Task description: Exactly reproduce the lines that follow.

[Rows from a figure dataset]
· · · ·

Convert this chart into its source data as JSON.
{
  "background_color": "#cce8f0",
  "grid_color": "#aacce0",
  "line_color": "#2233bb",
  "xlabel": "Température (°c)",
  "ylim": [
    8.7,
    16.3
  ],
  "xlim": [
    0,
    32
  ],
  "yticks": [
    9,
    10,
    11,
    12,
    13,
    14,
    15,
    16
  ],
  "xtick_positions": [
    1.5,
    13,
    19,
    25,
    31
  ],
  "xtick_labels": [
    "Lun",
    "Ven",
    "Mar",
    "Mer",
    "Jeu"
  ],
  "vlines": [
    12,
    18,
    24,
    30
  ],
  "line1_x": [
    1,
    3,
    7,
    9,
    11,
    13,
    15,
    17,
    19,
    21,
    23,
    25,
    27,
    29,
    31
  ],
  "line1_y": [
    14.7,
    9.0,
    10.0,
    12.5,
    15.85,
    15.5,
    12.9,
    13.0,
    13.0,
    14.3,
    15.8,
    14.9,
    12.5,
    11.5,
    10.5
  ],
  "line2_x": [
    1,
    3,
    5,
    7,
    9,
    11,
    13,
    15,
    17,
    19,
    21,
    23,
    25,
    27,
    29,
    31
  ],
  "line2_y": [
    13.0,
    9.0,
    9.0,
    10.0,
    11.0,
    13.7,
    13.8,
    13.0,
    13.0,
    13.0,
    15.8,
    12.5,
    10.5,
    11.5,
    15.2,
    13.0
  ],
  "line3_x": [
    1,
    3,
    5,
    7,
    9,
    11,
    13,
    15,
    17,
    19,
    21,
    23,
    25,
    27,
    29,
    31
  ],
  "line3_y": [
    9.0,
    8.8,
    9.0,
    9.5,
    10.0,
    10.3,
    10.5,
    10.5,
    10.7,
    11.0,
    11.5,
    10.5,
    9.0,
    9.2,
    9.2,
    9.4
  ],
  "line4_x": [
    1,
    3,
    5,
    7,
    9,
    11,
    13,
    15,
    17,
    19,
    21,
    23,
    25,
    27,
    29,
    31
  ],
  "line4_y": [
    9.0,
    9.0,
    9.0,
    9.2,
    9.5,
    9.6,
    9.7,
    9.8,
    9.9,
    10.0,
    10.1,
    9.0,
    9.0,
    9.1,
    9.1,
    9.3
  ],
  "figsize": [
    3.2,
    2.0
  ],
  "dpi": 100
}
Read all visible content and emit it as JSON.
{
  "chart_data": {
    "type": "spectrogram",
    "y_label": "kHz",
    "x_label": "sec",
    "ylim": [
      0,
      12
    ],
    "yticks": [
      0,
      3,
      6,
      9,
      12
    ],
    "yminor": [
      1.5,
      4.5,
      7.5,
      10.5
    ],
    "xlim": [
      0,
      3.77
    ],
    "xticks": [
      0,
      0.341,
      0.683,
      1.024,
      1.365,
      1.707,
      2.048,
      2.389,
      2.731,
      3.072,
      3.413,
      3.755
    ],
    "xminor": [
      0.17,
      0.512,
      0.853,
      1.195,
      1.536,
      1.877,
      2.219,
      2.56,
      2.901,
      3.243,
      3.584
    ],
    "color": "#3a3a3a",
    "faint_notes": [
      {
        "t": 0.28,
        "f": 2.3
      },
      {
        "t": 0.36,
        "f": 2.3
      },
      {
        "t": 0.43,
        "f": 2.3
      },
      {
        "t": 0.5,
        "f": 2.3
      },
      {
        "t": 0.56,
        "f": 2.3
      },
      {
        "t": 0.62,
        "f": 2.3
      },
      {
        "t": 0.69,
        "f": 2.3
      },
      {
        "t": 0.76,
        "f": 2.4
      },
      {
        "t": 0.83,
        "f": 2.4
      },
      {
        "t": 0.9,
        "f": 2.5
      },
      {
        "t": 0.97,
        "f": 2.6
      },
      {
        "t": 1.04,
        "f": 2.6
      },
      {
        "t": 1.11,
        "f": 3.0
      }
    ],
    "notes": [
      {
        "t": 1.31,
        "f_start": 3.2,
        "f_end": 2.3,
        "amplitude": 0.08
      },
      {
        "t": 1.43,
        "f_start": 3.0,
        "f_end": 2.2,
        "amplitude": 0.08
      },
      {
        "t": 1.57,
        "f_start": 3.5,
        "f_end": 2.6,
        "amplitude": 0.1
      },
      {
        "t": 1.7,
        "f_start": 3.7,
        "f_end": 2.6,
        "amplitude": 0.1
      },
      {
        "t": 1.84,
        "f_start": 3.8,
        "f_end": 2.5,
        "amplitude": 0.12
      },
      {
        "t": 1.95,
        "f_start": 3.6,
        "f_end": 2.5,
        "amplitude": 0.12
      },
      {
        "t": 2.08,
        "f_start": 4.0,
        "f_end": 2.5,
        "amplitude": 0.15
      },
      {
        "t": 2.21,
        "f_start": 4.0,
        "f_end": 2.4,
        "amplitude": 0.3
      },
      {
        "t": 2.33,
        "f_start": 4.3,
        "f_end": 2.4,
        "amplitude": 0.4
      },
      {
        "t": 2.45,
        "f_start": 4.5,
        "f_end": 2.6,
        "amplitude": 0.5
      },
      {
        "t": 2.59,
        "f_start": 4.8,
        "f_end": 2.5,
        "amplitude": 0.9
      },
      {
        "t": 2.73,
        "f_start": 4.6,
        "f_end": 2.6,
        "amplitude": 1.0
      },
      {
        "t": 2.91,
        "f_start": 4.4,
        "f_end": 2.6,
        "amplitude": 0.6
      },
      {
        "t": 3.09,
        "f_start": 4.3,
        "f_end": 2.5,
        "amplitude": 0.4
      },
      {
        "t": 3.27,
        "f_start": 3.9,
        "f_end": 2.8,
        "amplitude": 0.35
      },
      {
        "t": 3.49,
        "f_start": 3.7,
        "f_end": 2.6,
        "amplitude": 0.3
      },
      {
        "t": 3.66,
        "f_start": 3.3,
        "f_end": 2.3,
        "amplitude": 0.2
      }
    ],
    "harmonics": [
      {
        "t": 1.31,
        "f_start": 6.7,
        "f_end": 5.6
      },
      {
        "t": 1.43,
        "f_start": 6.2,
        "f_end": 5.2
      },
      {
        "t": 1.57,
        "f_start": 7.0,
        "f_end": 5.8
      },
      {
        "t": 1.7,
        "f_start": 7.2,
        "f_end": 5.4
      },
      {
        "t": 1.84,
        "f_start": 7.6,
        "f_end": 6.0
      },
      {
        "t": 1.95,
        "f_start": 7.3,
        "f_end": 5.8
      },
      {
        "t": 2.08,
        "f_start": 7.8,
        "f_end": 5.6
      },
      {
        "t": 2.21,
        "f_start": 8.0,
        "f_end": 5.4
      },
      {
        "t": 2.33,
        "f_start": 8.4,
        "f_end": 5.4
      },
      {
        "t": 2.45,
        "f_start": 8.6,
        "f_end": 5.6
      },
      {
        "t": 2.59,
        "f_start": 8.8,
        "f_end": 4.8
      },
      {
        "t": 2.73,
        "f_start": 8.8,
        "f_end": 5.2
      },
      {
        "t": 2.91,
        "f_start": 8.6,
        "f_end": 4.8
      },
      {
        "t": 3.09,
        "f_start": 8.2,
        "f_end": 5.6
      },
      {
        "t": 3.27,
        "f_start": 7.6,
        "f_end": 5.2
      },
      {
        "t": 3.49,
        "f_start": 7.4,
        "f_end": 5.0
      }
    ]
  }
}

· · · ·

Completed exercise:
Convert this chart into its source data as JSON.
{
  "background_color": "#cce8f0",
  "grid_color": "#aacce0",
  "line_color": "#2233bb",
  "xlabel": "Température (°c)",
  "ylim": [
    8.7,
    16.3
  ],
  "xlim": [
    0,
    32
  ],
  "yticks": [
    9,
    10,
    11,
    12,
    13,
    14,
    15,
    16
  ],
  "xtick_positions": [
    1.5,
    13,
    19,
    25,
    31
  ],
  "xtick_labels": [
    "Lun",
    "Ven",
    "Mar",
    "Mer",
    "Jeu"
  ],
  "vlines": [
    12,
    18,
    24,
    30
  ],
  "line1_x": [
    1,
    3,
    7,
    9,
    11,
    13,
    15,
    17,
    19,
    21,
    23,
    25,
    27,
    29,
    31
  ],
  "line1_y": [
    14.7,
    9.0,
    10.0,
    12.5,
    15.85,
    15.5,
    12.9,
    13.0,
    13.0,
    14.3,
    15.8,
    14.9,
    12.5,
    11.5,
    10.5
  ],
  "line2_x": [
    1,
    3,
    5,
    7,
    9,
    11,
    13,
    15,
    17,
    19,
    21,
    23,
    25,
    27,
    29,
    31
  ],
  "line2_y": [
    13.0,
    9.0,
    9.0,
    10.0,
    11.0,
    13.7,
    13.8,
    13.0,
    13.0,
    13.0,
    15.8,
    12.5,
    10.5,
    11.5,
    15.2,
    13.0
  ],
  "line3_x": [
    1,
    3,
    5,
    7,
    9,
    11,
    13,
    15,
    17,
    19,
    21,
    23,
    25,
    27,
    29,
    31
  ],
  "line3_y": [
    9.0,
    8.8,
    9.0,
    9.5,
    10.0,
    10.3,
    10.5,
    10.5,
    10.7,
    11.0,
    11.5,
    10.5,
    9.0,
    9.2,
    9.2,
    9.4
  ],
  "line4_x": [
    1,
    3,
    5,
    7,
    9,
    11,
    13,
    15,
    17,
    19,
    21,
    23,
    25,
    27,
    29,
    31
  ],
  "line4_y": [
    9.0,
    9.0,
    9.0,
    9.2,
    9.5,
    9.6,
    9.7,
    9.8,
    9.9,
    10.0,
    10.1,
    9.0,
    9.0,
    9.1,
    9.1,
    9.3
  ],
  "figsize": [
    3.2,
    2.0
  ],
  "dpi": 100
}
Read all visible content and emit it as JSON.
{
  "chart_data": {
    "type": "spectrogram",
    "y_label": "kHz",
    "x_label": "sec",
    "ylim": [
      0,
      12
    ],
    "yticks": [
      0,
      3,
      6,
      9,
      12
    ],
    "yminor": [
      1.5,
      4.5,
      7.5,
      10.5
    ],
    "xlim": [
      0,
      3.77
    ],
    "xticks": [
      0,
      0.341,
      0.683,
      1.024,
      1.365,
      1.707,
      2.048,
      2.389,
      2.731,
      3.072,
      3.413,
      3.755
    ],
    "xminor": [
      0.17,
      0.512,
      0.853,
      1.195,
      1.536,
      1.877,
      2.219,
      2.56,
      2.901,
      3.243,
      3.584
    ],
    "color": "#3a3a3a",
    "faint_notes": [
      {
        "t": 0.28,
        "f": 2.3
      },
      {
        "t": 0.36,
        "f": 2.3
      },
      {
        "t": 0.43,
        "f": 2.3
      },
      {
        "t": 0.5,
        "f": 2.3
      },
      {
        "t": 0.56,
        "f": 2.3
      },
      {
        "t": 0.62,
        "f": 2.3
      },
      {
        "t": 0.69,
        "f": 2.3
      },
      {
        "t": 0.76,
        "f": 2.4
      },
      {
        "t": 0.83,
        "f": 2.4
      },
      {
        "t": 0.9,
        "f": 2.5
      },
      {
        "t": 0.97,
        "f": 2.6
      },
      {
        "t": 1.04,
        "f": 2.6
      },
      {
        "t": 1.11,
        "f": 3.0
      }
    ],
    "notes": [
      {
        "t": 1.31,
        "f_start": 3.2,
        "f_end": 2.3,
        "amplitude": 0.08
      },
      {
        "t": 1.43,
        "f_start": 3.0,
        "f_end": 2.2,
        "amplitude": 0.08
      },
      {
        "t": 1.57,
        "f_start": 3.5,
        "f_end": 2.6,
        "amplitude": 0.1
      },
      {
        "t": 1.7,
        "f_start": 3.7,
        "f_end": 2.6,
        "amplitude": 0.1
      },
      {
        "t": 1.84,
        "f_start": 3.8,
        "f_end": 2.5,
        "amplitude": 0.12
      },
      {
        "t": 1.95,
        "f_start": 3.6,
        "f_end": 2.5,
        "amplitude": 0.12
      },
      {
        "t": 2.08,
        "f_start": 4.0,
        "f_end": 2.5,
        "amplitude": 0.15
      },
      {
        "t": 2.21,
        "f_start": 4.0,
        "f_end": 2.4,
        "amplitude": 0.3
      },
      {
        "t": 2.33,
        "f_start": 4.3,
        "f_end": 2.4,
        "amplitude": 0.4
      },
      {
        "t": 2.45,
        "f_start": 4.5,
        "f_end": 2.6,
        "amplitude": 0.5
      },
      {
        "t": 2.59,
        "f_start": 4.8,
        "f_end": 2.5,
        "amplitude": 0.9
      },
      {
        "t": 2.73,
        "f_start": 4.6,
        "f_end": 2.6,
        "amplitude": 1.0
      },
      {
        "t": 2.91,
        "f_start": 4.4,
        "f_end": 2.6,
        "amplitude": 0.6
      },
      {
        "t": 3.09,
        "f_start": 4.3,
        "f_end": 2.5,
        "amplitude": 0.4
      },
      {
        "t": 3.27,
        "f_start": 3.9,
        "f_end": 2.8,
        "amplitude": 0.35
      },
      {
        "t": 3.49,
        "f_start": 3.7,
        "f_end": 2.6,
        "amplitude": 0.3
      },
      {
        "t": 3.66,
        "f_start": 3.3,
        "f_end": 2.3,
        "amplitude": 0.2
      }
    ],
    "harmonics": [
      {
        "t": 1.31,
        "f_start": 6.7,
        "f_end": 5.6
      },
      {
        "t": 1.43,
        "f_start": 6.2,
        "f_end": 5.2
      },
      {
        "t": 1.57,
        "f_start": 7.0,
        "f_end": 5.8
      },
      {
        "t": 1.7,
        "f_start": 7.2,
        "f_end": 5.4
      },
      {
        "t": 1.84,
        "f_start": 7.6,
        "f_end": 6.0
      },
      {
        "t": 1.95,
        "f_start": 7.3,
        "f_end": 5.8
      },
      {
        "t": 2.08,
        "f_start": 7.8,
        "f_end": 5.6
      },
      {
        "t": 2.21,
        "f_start": 8.0,
        "f_end": 5.4
      },
      {
        "t": 2.33,
        "f_start": 8.4,
        "f_end": 5.4
      },
      {
        "t": 2.45,
        "f_start": 8.6,
        "f_end": 5.6
      },
      {
        "t": 2.59,
        "f_start": 8.8,
        "f_end": 4.8
      },
      {
        "t": 2.73,
        "f_start": 8.8,
        "f_end": 5.2
      },
      {
        "t": 2.91,
        "f_start": 8.6,
        "f_end": 4.8
      },
      {
        "t": 3.09,
        "f_start": 8.2,
        "f_end": 5.6
      },
      {
        "t": 3.27,
        "f_start": 7.6,
        "f_end": 5.2
      },
      {
        "t": 3.49,
        "f_start": 7.4,
        "f_end": 5.0
      }
    ]
  }
}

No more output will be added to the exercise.